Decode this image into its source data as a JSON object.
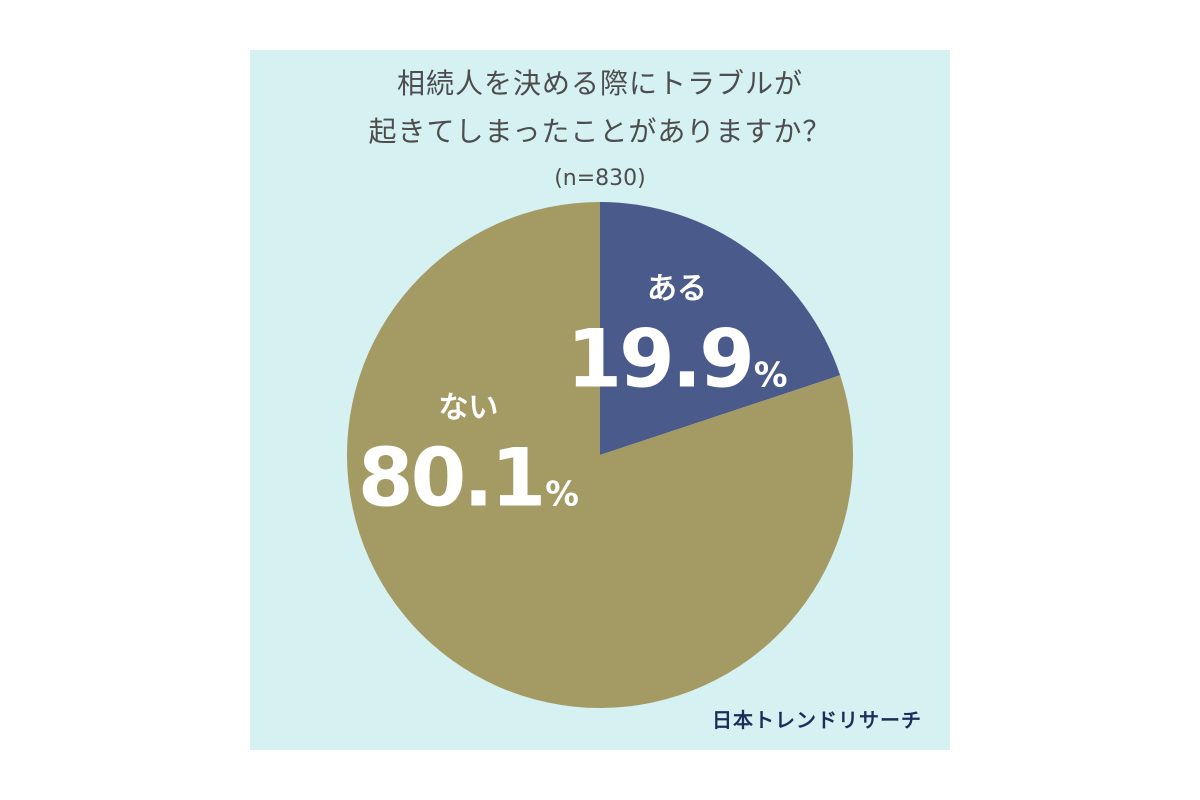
{
  "chart_data": {
    "type": "pie",
    "title_lines": [
      "相続人を決める際にトラブルが",
      "起きてしまったことがありますか？"
    ],
    "sample_size": "(n=830)",
    "slices": [
      {
        "label": "ある",
        "value": 19.9,
        "value_text": "19.9",
        "unit": "%",
        "color": "#4a5a8a"
      },
      {
        "label": "ない",
        "value": 80.1,
        "value_text": "80.1",
        "unit": "%",
        "color": "#a49a63"
      }
    ],
    "start": "12 o'clock",
    "direction": "clockwise"
  },
  "brand": "日本トレンドリサーチ",
  "colors": {
    "background": "#d6f1f2",
    "title": "#4d4d4d",
    "brand": "#1a2e5a"
  }
}
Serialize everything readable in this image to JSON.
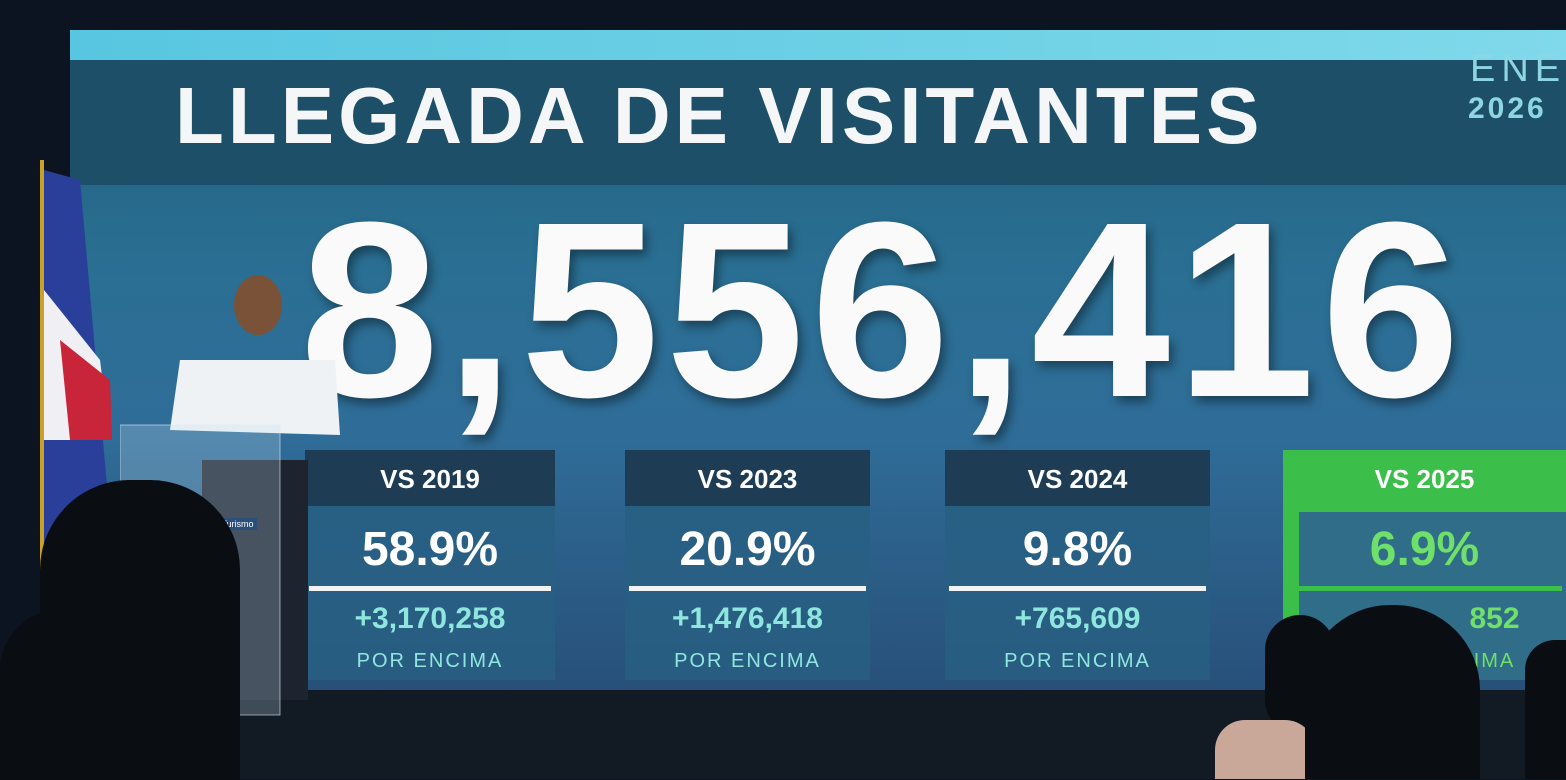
{
  "header": {
    "title": "LLEGADA DE VISITANTES",
    "period": "ENE",
    "year": "2026"
  },
  "total": "8,556,416",
  "cards": [
    {
      "label": "VS 2019",
      "percent": "58.9%",
      "difference": "+3,170,258",
      "note": "POR ENCIMA"
    },
    {
      "label": "VS 2023",
      "percent": "20.9%",
      "difference": "+1,476,418",
      "note": "POR ENCIMA"
    },
    {
      "label": "VS 2024",
      "percent": "9.8%",
      "difference": "+765,609",
      "note": "POR ENCIMA"
    },
    {
      "label": "VS 2025",
      "percent": "6.9%",
      "difference": "852",
      "note": "IMA"
    }
  ],
  "podium_label": "Ministerio de Turismo"
}
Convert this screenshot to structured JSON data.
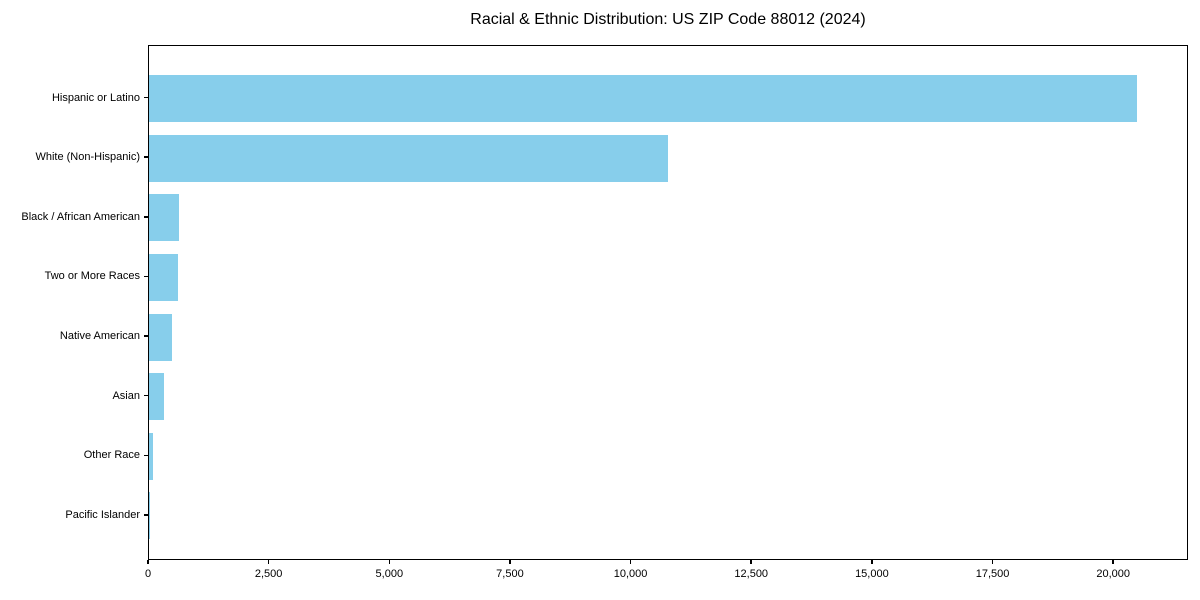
{
  "chart_data": {
    "type": "bar",
    "orientation": "horizontal",
    "title": "Racial & Ethnic Distribution: US ZIP Code 88012 (2024)",
    "categories": [
      "Hispanic or Latino",
      "White (Non-Hispanic)",
      "Black / African American",
      "Two or More Races",
      "Native American",
      "Asian",
      "Other Race",
      "Pacific Islander"
    ],
    "values": [
      20480,
      10760,
      620,
      600,
      470,
      305,
      80,
      10
    ],
    "bar_color": "#87CEEB",
    "axis_color": "#000000",
    "text_color": "#000000",
    "background_color": "#ffffff",
    "xlabel": "",
    "ylabel": "",
    "xlim": [
      0,
      21550
    ],
    "xticks": [
      0,
      2500,
      5000,
      7500,
      10000,
      12500,
      15000,
      17500,
      20000
    ],
    "xtick_labels": [
      "0",
      "2,500",
      "5,000",
      "7,500",
      "10,000",
      "12,500",
      "15,000",
      "17,500",
      "20,000"
    ],
    "grid": false,
    "legend": null
  }
}
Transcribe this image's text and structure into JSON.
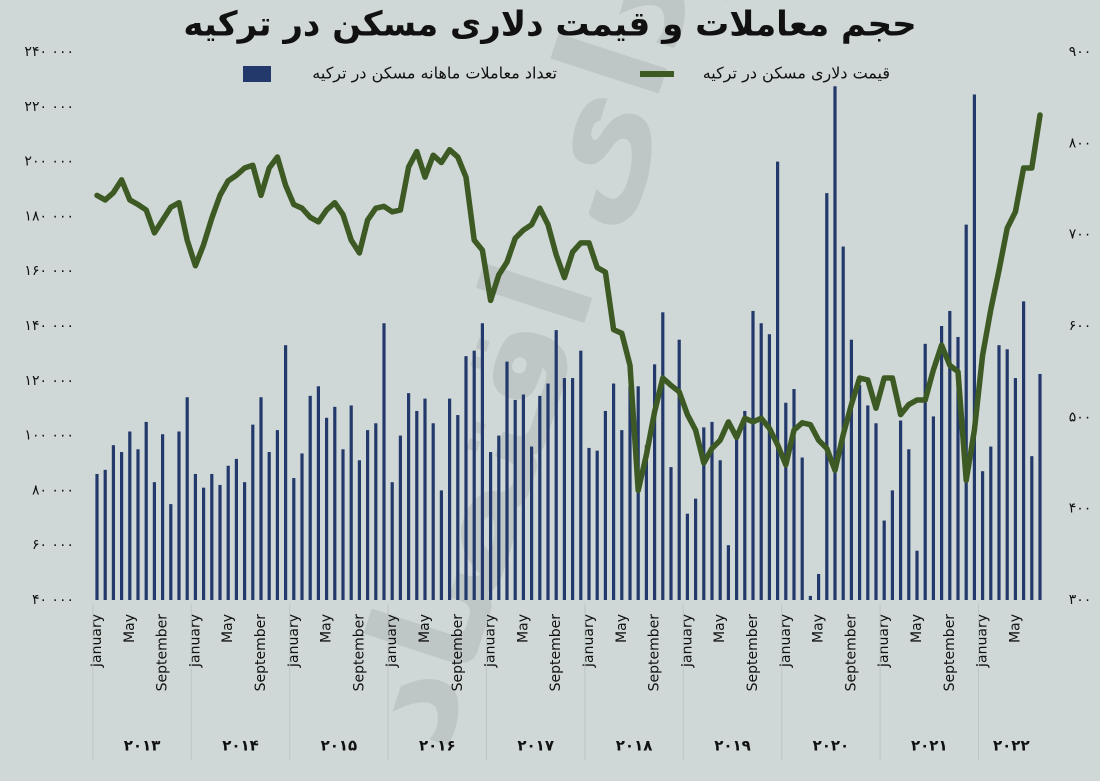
{
  "chart_data": {
    "type": "bar",
    "title": "حجم معاملات و قیمت دلاری مسکن در ترکیه",
    "watermark": "فردای اقتصاد",
    "categories": [
      "January",
      null,
      null,
      null,
      "May",
      null,
      null,
      null,
      "September",
      null,
      null,
      null,
      "January",
      null,
      null,
      null,
      "May",
      null,
      null,
      null,
      "September",
      null,
      null,
      null,
      "January",
      null,
      null,
      null,
      "May",
      null,
      null,
      null,
      "September",
      null,
      null,
      null,
      "January",
      null,
      null,
      null,
      "May",
      null,
      null,
      null,
      "September",
      null,
      null,
      null,
      "January",
      null,
      null,
      null,
      "May",
      null,
      null,
      null,
      "September",
      null,
      null,
      null,
      "January",
      null,
      null,
      null,
      "May",
      null,
      null,
      null,
      "September",
      null,
      null,
      null,
      "January",
      null,
      null,
      null,
      "May",
      null,
      null,
      null,
      "September",
      null,
      null,
      null,
      "January",
      null,
      null,
      null,
      "May",
      null,
      null,
      null,
      "September",
      null,
      null,
      null,
      "January",
      null,
      null,
      null,
      "May",
      null,
      null,
      null,
      "September",
      null,
      null,
      null,
      "January",
      null,
      null,
      null,
      "May",
      null,
      null,
      null
    ],
    "years": [
      "۲۰۱۳",
      "۲۰۱۴",
      "۲۰۱۵",
      "۲۰۱۶",
      "۲۰۱۷",
      "۲۰۱۸",
      "۲۰۱۹",
      "۲۰۲۰",
      "۲۰۲۱",
      "۲۰۲۲"
    ],
    "series": [
      {
        "name": "تعداد معاملات ماهانه مسکن در ترکیه",
        "type": "bar",
        "axis": "y",
        "color": "#23396b",
        "values": [
          86000,
          87500,
          96500,
          94000,
          101500,
          95000,
          105000,
          83000,
          100500,
          75000,
          101500,
          114000,
          86000,
          81000,
          86000,
          82000,
          89000,
          91500,
          83000,
          104000,
          114000,
          94000,
          102000,
          133000,
          84500,
          93500,
          114500,
          118000,
          106500,
          110500,
          95000,
          111000,
          91000,
          102000,
          104500,
          141000,
          83000,
          100000,
          115500,
          109000,
          113500,
          104500,
          80000,
          113500,
          107500,
          129000,
          131000,
          141000,
          94000,
          100000,
          127000,
          113000,
          115000,
          96000,
          114500,
          119000,
          138500,
          121000,
          121000,
          131000,
          95500,
          94500,
          109000,
          119000,
          102000,
          118000,
          118000,
          96500,
          126000,
          145000,
          88500,
          135000,
          71500,
          77000,
          103000,
          105000,
          91000,
          60000,
          100000,
          109000,
          145500,
          141000,
          137000,
          200000,
          112000,
          117000,
          92000,
          41500,
          49500,
          188500,
          227500,
          169000,
          135000,
          118500,
          111000,
          104500,
          69000,
          80000,
          105500,
          95000,
          58000,
          133500,
          107000,
          140000,
          145500,
          136000,
          177000,
          224500,
          87000,
          96000,
          133000,
          131500,
          121000,
          149000,
          92500,
          122500
        ]
      },
      {
        "name": "قیمت دلاری مسکن در ترکیه",
        "type": "line",
        "axis": "y2",
        "color": "#3e5a24",
        "values": [
          743,
          738,
          746,
          760,
          738,
          733,
          727,
          702,
          716,
          730,
          735,
          694,
          666,
          689,
          718,
          743,
          759,
          765,
          773,
          776,
          743,
          773,
          785,
          754,
          733,
          729,
          719,
          714,
          727,
          735,
          722,
          694,
          680,
          716,
          729,
          731,
          725,
          727,
          774,
          791,
          763,
          787,
          779,
          793,
          785,
          763,
          694,
          683,
          628,
          656,
          670,
          696,
          705,
          711,
          729,
          711,
          678,
          653,
          681,
          691,
          691,
          664,
          659,
          596,
          592,
          557,
          420,
          459,
          506,
          543,
          535,
          528,
          503,
          486,
          450,
          466,
          475,
          495,
          478,
          499,
          495,
          499,
          488,
          470,
          448,
          486,
          494,
          492,
          475,
          466,
          442,
          481,
          514,
          543,
          541,
          510,
          543,
          543,
          503,
          514,
          519,
          519,
          552,
          579,
          557,
          550,
          431,
          486,
          568,
          618,
          661,
          707,
          725,
          773,
          773,
          831
        ]
      }
    ],
    "ylim": [
      40000,
      240000
    ],
    "yticks": [
      {
        "value": 40000,
        "label": "۴۰ ۰۰۰"
      },
      {
        "value": 60000,
        "label": "۶۰ ۰۰۰"
      },
      {
        "value": 80000,
        "label": "۸۰ ۰۰۰"
      },
      {
        "value": 100000,
        "label": "۱۰۰ ۰۰۰"
      },
      {
        "value": 120000,
        "label": "۱۲۰ ۰۰۰"
      },
      {
        "value": 140000,
        "label": "۱۴۰ ۰۰۰"
      },
      {
        "value": 160000,
        "label": "۱۶۰ ۰۰۰"
      },
      {
        "value": 180000,
        "label": "۱۸۰ ۰۰۰"
      },
      {
        "value": 200000,
        "label": "۲۰۰ ۰۰۰"
      },
      {
        "value": 220000,
        "label": "۲۲۰ ۰۰۰"
      },
      {
        "value": 240000,
        "label": "۲۴۰ ۰۰۰"
      }
    ],
    "y2lim": [
      300,
      900
    ],
    "y2ticks": [
      {
        "value": 300,
        "label": "۳۰۰"
      },
      {
        "value": 400,
        "label": "۴۰۰"
      },
      {
        "value": 500,
        "label": "۵۰۰"
      },
      {
        "value": 600,
        "label": "۶۰۰"
      },
      {
        "value": 700,
        "label": "۷۰۰"
      },
      {
        "value": 800,
        "label": "۸۰۰"
      },
      {
        "value": 900,
        "label": "۹۰۰"
      }
    ],
    "grid": false
  }
}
==================================================
Where a line of the records above holds the word "Hispanic", copy that line.

= Written answer =
      "Hispanic or Latino",
      "White (Non-Hispanic)",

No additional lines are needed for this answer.